## Quoted text
--

# Bait finesse



## tincanary (Jul 23, 2018)

What is bait finesse exactly, you may ask? To make it simple, it’s using baitcast gear to cast ultralight lures to wary fish. Bait finesse initially was conceived as a bass fishing technique. In Japan, many people get their dose of fishing by visiting highly pressured public fishing ponds where ultralight tackle may be needed to catch the overly finicky fish that inhabit them. Most of the baits used are under 3/16 ounce, with some even as small as 1/64 ounce. These baits are thrown on specially designed baitcast reels that feature extremely light shallow spools that enable them to throw such small baits, even lighter than what most spinning reels are capable of in some models.


Early on, the Japanese modified small Abu Ambassadeur reels, such as the 1500C and 2500C to cast such tiny baits. Those modifications typically included a lightweight shallow spool, magnetic braking system, and adding bearings in certain areas to free up the spool. Fast forward a decade, and Daiwa releases the Presso and Pixy line of reels, the very first to bring finesse reels to the market. 15 years later, here we are, with near limitless models of bait finesse reels made by Abu, Daiwa, and Shimano plus many other lesser known brands to us such as KastKing, Tsurinoya, and Fishband. There’s only one inherent problem, the US markets reels from a ‘one size fits most’ point of view, whereas the Japanese are far more species and technique specific. These reels and the rods that go with them often need to be purchased from Japanese retailers since they don’t exist in America.


So what does this have to do with trout? The trout fishermen quickly discovered these small reels and rods would be at home in the mountain streams of Japan, fishing Iwana and Yamame trout, which are very close relatives of the brook trout we Michigan anglers know and love. Why would one ever want to get into bait finesse for trout? Easy, a baitcast reel is far more accurate than a spinner and the mechanics of casting such a reel enable you to land your lure in the water with the tiniest splash. You will spook fish much less often than you would landing your bait with a spinner. This makes it easier to sight fish and get your offering right under their noses.


Another positive attribute, bait finesse gear is very light in the hand. Just as an example, let’s take your average American trout spinning setup. A good friend of mine uses a 4’10” St Croix Trout with a Penn Battle II 1000. This combo tips the scale at 10 ounces. Not too heavy, but it isn’t that much lighter than something you’d use for bass fishing. My most used combo, an Abu Revo ALC-BF7 and Major Craft Troutino, comes in at 7.3 ounces, lighter than the Battle II all by itself. At times it feels like I have a toy in my hand even though the reel uses a lightweight aluminum frame. As somebody that does a lot of hike-in fishing trips, it’s nice to shed a little weight when you’re loaded down with gear.

--

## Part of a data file
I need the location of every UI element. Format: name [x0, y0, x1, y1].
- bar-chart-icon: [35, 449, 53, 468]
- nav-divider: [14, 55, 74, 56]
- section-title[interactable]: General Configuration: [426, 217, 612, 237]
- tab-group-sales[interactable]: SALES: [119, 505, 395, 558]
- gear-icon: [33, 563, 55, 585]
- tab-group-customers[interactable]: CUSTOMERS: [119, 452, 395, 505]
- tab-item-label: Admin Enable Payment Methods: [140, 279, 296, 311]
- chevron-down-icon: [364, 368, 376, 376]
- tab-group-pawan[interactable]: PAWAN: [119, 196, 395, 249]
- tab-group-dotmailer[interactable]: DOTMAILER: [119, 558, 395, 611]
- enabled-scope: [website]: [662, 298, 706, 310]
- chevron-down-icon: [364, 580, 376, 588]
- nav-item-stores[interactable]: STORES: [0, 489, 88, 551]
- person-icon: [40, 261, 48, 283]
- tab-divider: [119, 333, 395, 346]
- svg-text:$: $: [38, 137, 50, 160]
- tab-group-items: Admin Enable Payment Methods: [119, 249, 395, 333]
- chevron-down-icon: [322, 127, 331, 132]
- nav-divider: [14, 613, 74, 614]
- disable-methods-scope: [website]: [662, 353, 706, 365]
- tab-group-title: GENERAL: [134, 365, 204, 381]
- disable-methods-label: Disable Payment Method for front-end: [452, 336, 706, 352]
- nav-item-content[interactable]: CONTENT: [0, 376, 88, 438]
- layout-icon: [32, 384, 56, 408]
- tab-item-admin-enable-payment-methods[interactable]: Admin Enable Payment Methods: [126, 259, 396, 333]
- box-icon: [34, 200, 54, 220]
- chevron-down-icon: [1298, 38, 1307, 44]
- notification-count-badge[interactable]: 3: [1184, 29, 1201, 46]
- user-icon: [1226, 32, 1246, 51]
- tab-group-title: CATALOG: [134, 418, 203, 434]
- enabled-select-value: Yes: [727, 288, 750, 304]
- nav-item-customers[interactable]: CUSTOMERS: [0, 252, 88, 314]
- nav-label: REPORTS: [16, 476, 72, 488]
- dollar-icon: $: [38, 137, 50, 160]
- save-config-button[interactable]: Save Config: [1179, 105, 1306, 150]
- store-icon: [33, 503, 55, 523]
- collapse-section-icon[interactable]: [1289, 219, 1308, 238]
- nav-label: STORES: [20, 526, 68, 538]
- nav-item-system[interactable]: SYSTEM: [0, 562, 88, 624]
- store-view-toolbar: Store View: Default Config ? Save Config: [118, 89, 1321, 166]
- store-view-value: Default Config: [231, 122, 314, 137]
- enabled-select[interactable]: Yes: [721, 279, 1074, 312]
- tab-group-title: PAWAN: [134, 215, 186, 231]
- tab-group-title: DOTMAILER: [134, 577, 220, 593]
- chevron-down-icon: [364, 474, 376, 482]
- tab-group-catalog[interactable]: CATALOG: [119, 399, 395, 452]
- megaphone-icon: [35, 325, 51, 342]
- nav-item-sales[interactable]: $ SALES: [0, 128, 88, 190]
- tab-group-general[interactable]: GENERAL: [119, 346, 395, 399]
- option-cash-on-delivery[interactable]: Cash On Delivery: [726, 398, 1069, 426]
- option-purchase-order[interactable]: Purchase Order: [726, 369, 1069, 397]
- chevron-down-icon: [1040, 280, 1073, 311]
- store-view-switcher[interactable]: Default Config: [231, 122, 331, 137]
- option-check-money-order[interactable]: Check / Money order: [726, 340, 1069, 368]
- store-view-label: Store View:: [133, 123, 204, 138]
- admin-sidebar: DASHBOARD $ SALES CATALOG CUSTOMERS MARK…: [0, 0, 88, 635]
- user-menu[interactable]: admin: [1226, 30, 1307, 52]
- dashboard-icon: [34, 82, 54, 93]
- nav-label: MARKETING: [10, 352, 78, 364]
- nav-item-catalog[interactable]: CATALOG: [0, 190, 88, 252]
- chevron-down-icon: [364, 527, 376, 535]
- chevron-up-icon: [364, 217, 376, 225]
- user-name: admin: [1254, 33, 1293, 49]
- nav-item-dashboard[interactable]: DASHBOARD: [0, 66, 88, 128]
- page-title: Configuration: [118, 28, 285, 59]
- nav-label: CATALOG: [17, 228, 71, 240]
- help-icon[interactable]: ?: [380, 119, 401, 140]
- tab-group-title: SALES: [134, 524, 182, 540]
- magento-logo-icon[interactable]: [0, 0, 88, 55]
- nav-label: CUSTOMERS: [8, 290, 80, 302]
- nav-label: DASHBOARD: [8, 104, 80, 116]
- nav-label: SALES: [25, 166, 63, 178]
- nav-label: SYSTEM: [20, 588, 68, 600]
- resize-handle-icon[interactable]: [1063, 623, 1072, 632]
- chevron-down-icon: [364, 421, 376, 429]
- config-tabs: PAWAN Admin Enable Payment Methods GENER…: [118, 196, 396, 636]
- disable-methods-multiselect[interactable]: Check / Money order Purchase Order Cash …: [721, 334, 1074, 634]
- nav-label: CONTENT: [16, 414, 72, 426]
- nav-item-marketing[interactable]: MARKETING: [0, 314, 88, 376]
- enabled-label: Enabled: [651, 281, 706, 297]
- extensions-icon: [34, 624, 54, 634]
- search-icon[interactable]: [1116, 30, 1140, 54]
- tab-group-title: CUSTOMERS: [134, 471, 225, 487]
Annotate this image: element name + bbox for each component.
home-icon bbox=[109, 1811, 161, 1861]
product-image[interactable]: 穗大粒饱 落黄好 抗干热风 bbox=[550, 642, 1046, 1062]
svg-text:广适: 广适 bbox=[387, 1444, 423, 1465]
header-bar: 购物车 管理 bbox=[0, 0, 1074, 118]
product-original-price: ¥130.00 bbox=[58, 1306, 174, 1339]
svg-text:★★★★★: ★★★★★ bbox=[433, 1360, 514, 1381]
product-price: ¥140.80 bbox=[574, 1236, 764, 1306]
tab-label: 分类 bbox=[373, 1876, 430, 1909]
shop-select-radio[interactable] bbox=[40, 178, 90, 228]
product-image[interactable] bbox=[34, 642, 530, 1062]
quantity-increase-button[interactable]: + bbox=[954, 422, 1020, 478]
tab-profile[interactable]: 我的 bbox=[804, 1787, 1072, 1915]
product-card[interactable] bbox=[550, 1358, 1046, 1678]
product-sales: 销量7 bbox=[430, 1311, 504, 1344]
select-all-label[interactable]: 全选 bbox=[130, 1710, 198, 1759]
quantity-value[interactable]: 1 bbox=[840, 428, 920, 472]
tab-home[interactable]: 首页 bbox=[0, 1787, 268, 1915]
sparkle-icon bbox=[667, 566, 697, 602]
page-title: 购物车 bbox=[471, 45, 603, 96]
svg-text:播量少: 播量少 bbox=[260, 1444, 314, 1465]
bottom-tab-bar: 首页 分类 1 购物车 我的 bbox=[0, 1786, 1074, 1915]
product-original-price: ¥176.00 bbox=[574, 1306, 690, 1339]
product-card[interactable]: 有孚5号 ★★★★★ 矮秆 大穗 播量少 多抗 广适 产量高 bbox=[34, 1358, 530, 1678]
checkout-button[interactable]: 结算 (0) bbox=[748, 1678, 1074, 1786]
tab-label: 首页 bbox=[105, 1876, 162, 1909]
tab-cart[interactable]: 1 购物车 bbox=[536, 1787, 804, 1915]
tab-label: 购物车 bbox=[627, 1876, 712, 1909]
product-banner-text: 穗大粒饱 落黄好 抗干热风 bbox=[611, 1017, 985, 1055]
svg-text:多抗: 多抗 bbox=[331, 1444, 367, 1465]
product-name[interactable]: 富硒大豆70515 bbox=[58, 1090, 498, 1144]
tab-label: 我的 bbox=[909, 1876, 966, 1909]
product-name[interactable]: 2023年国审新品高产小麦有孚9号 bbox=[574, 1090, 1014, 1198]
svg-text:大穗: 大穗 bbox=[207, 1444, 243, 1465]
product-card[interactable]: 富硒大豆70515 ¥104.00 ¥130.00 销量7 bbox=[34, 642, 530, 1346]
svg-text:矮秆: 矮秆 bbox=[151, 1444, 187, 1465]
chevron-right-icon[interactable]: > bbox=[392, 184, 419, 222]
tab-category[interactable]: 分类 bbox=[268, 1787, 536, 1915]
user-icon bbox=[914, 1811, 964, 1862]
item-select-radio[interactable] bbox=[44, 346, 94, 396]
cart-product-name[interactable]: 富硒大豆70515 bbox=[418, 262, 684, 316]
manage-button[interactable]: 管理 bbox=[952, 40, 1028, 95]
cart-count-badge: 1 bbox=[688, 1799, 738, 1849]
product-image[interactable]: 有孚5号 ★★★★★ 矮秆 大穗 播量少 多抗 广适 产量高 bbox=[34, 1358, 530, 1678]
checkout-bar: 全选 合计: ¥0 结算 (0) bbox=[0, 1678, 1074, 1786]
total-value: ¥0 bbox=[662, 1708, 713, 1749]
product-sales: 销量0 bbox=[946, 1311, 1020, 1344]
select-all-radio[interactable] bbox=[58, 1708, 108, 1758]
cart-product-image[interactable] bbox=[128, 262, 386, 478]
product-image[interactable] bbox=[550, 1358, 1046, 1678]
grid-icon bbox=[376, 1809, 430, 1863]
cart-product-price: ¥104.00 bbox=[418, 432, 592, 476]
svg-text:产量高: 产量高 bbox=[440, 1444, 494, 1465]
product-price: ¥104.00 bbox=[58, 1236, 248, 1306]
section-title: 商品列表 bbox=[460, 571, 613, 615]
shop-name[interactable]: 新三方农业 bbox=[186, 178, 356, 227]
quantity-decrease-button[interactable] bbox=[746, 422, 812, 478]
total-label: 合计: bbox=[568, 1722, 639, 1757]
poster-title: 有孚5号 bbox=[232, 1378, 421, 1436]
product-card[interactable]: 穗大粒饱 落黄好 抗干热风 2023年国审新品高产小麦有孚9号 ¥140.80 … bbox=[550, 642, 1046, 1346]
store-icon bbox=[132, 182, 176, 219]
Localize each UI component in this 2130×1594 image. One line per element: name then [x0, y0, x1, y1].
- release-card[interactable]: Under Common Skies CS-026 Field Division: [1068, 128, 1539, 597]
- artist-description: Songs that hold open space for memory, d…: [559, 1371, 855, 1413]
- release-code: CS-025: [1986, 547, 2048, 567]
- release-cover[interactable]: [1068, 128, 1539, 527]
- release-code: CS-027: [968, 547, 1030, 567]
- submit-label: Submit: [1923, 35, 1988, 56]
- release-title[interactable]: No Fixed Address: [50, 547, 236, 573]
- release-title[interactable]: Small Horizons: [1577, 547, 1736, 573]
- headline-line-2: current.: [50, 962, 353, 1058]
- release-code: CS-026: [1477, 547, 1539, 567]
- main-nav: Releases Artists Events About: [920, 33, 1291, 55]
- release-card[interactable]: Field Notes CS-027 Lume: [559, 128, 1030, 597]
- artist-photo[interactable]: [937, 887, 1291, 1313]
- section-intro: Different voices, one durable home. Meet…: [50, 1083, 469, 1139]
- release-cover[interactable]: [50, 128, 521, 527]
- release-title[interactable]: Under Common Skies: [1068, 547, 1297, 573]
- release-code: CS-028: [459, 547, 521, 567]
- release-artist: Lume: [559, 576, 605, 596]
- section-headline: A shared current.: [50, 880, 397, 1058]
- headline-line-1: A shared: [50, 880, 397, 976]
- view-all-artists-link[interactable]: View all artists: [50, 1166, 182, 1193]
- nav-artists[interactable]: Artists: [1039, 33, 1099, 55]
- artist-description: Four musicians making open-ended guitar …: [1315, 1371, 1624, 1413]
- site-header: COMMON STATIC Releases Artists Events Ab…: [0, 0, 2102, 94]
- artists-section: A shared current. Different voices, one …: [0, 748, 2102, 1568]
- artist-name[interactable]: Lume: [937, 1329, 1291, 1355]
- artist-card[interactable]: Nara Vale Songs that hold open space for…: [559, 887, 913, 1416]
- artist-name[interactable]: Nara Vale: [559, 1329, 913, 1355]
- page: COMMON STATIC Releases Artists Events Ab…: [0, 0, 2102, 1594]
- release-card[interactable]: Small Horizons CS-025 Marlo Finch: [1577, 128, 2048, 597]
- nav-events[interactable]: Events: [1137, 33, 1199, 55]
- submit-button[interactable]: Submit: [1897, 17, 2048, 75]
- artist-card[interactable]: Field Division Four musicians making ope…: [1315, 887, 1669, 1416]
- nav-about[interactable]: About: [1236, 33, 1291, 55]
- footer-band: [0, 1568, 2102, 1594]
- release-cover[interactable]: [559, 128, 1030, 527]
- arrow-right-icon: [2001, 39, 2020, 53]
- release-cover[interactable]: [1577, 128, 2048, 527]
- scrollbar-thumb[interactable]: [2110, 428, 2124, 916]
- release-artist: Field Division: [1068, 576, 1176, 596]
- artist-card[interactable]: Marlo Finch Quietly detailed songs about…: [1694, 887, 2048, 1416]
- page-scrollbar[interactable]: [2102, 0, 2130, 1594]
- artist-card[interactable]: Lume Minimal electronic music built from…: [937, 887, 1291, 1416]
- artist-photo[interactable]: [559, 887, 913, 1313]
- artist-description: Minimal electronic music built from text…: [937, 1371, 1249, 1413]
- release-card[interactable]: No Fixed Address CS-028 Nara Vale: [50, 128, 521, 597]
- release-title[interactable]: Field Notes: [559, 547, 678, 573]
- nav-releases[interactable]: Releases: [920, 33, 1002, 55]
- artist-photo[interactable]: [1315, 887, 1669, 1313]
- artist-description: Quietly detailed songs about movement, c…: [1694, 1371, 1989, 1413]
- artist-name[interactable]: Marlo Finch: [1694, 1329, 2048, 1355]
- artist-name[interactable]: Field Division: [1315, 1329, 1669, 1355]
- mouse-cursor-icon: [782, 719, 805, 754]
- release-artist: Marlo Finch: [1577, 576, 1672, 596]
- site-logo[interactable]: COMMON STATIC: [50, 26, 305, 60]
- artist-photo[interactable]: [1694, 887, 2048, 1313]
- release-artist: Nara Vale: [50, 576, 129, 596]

--

## Tasks for this exercise
A. Rewrite the bait finesse post from "## tincanary (Jul" to "in some models.", inclusive, swapping in "featherweight" for every "ultralight".
B. Answer these questions from the bait finesse post:
(i) Which company released the Presso and Pixy reels?
(ii) How much does the author's most used combo weigh?
(iii) Which trout do Japanese anglers fish for in mountain streams?
Rely only on the bait finesse post for what comes next.

## Responses to the exercise
A.
## tincanary (Jul 23, 2018)

What is bait finesse exactly, you may ask? To make it simple, it’s using baitcast gear to cast featherweight lures to wary fish. Bait finesse initially was conceived as a bass fishing technique. In Japan, many people get their dose of fishing by visiting highly pressured public fishing ponds where featherweight tackle may be needed to catch the overly finicky fish that inhabit them. Most of the baits used are under 3/16 ounce, with some even as small as 1/64 ounce. These baits are thrown on specially designed baitcast reels that feature extremely light shallow spools that enable them to throw such small baits, even lighter than what most spinning reels are capable of in some models.

B.
(i) Daiwa
(ii) 7.3 ounces
(iii) Iwana and Yamame trout